Omit every picture and return the rest of the data unaltered.

>> start Exercise data

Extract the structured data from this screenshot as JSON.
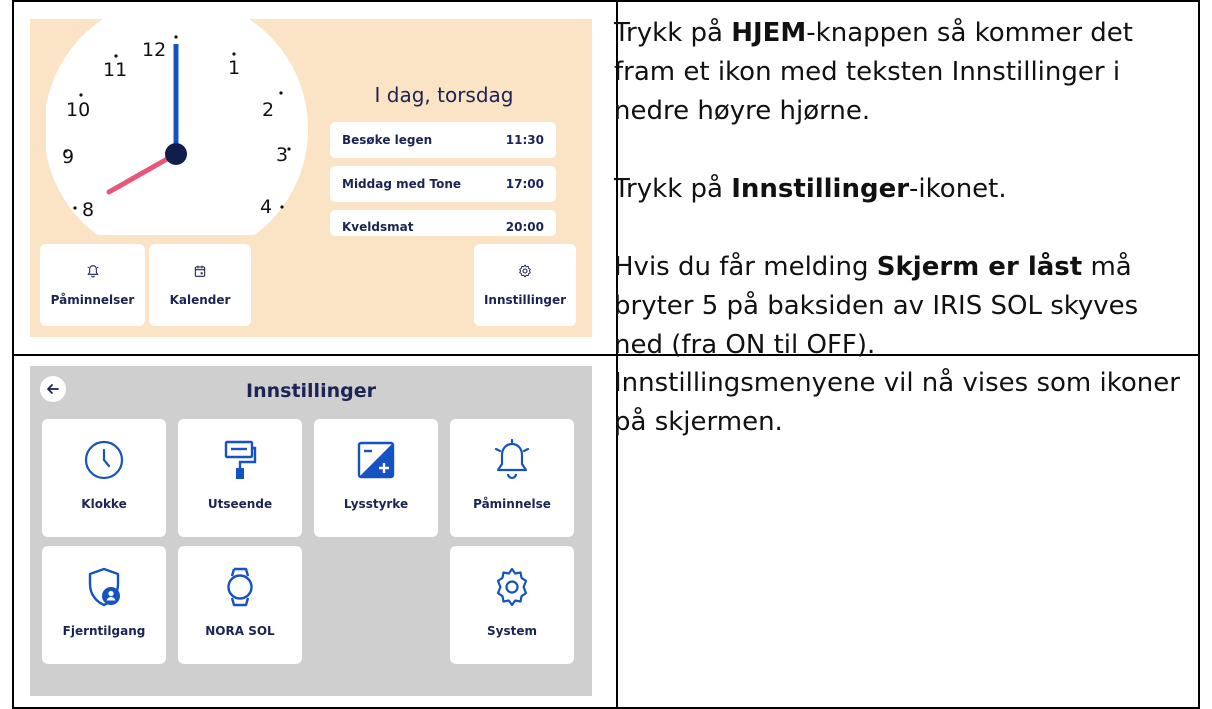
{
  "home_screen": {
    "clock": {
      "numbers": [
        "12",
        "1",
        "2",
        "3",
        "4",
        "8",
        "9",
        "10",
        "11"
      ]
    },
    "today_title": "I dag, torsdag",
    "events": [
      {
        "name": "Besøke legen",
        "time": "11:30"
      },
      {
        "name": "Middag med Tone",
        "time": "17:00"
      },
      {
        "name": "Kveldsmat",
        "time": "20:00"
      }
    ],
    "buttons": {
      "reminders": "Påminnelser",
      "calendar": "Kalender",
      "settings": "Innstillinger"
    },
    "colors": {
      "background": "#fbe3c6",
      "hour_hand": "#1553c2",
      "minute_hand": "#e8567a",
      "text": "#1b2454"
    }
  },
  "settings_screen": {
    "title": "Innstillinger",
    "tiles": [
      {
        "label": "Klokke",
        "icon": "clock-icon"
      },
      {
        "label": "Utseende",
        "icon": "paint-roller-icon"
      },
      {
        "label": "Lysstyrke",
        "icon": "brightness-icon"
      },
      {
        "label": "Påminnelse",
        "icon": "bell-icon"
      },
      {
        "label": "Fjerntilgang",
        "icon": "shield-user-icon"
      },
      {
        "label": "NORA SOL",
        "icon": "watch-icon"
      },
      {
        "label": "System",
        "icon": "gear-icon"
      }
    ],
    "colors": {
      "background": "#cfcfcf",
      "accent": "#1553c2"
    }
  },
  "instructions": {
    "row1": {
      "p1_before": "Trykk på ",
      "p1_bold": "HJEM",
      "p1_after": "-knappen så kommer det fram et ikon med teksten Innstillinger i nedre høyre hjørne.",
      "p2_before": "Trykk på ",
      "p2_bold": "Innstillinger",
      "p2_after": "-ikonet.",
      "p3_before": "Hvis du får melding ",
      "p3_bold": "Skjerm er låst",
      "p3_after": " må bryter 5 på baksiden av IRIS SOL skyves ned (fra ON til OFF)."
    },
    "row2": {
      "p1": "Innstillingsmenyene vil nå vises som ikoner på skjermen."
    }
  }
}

>> end Exercise data

### The output
Extract the structured data from this screenshot as JSON.
{
  "home_screen": {
    "clock": {
      "numbers": [
        "12",
        "1",
        "2",
        "3",
        "4",
        "8",
        "9",
        "10",
        "11"
      ]
    },
    "today_title": "I dag, torsdag",
    "events": [
      {
        "name": "Besøke legen",
        "time": "11:30"
      },
      {
        "name": "Middag med Tone",
        "time": "17:00"
      },
      {
        "name": "Kveldsmat",
        "time": "20:00"
      }
    ],
    "buttons": {
      "reminders": "Påminnelser",
      "calendar": "Kalender",
      "settings": "Innstillinger"
    },
    "colors": {
      "background": "#fbe3c6",
      "hour_hand": "#1553c2",
      "minute_hand": "#e8567a",
      "text": "#1b2454"
    }
  },
  "settings_screen": {
    "title": "Innstillinger",
    "tiles": [
      {
        "label": "Klokke",
        "icon": "clock-icon"
      },
      {
        "label": "Utseende",
        "icon": "paint-roller-icon"
      },
      {
        "label": "Lysstyrke",
        "icon": "brightness-icon"
      },
      {
        "label": "Påminnelse",
        "icon": "bell-icon"
      },
      {
        "label": "Fjerntilgang",
        "icon": "shield-user-icon"
      },
      {
        "label": "NORA SOL",
        "icon": "watch-icon"
      },
      {
        "label": "System",
        "icon": "gear-icon"
      }
    ],
    "colors": {
      "background": "#cfcfcf",
      "accent": "#1553c2"
    }
  },
  "instructions": {
    "row1": {
      "p1_before": "Trykk på ",
      "p1_bold": "HJEM",
      "p1_after": "-knappen så kommer det fram et ikon med teksten Innstillinger i nedre høyre hjørne.",
      "p2_before": "Trykk på ",
      "p2_bold": "Innstillinger",
      "p2_after": "-ikonet.",
      "p3_before": "Hvis du får melding ",
      "p3_bold": "Skjerm er låst",
      "p3_after": " må bryter 5 på baksiden av IRIS SOL skyves ned (fra ON til OFF)."
    },
    "row2": {
      "p1": "Innstillingsmenyene vil nå vises som ikoner på skjermen."
    }
  }
}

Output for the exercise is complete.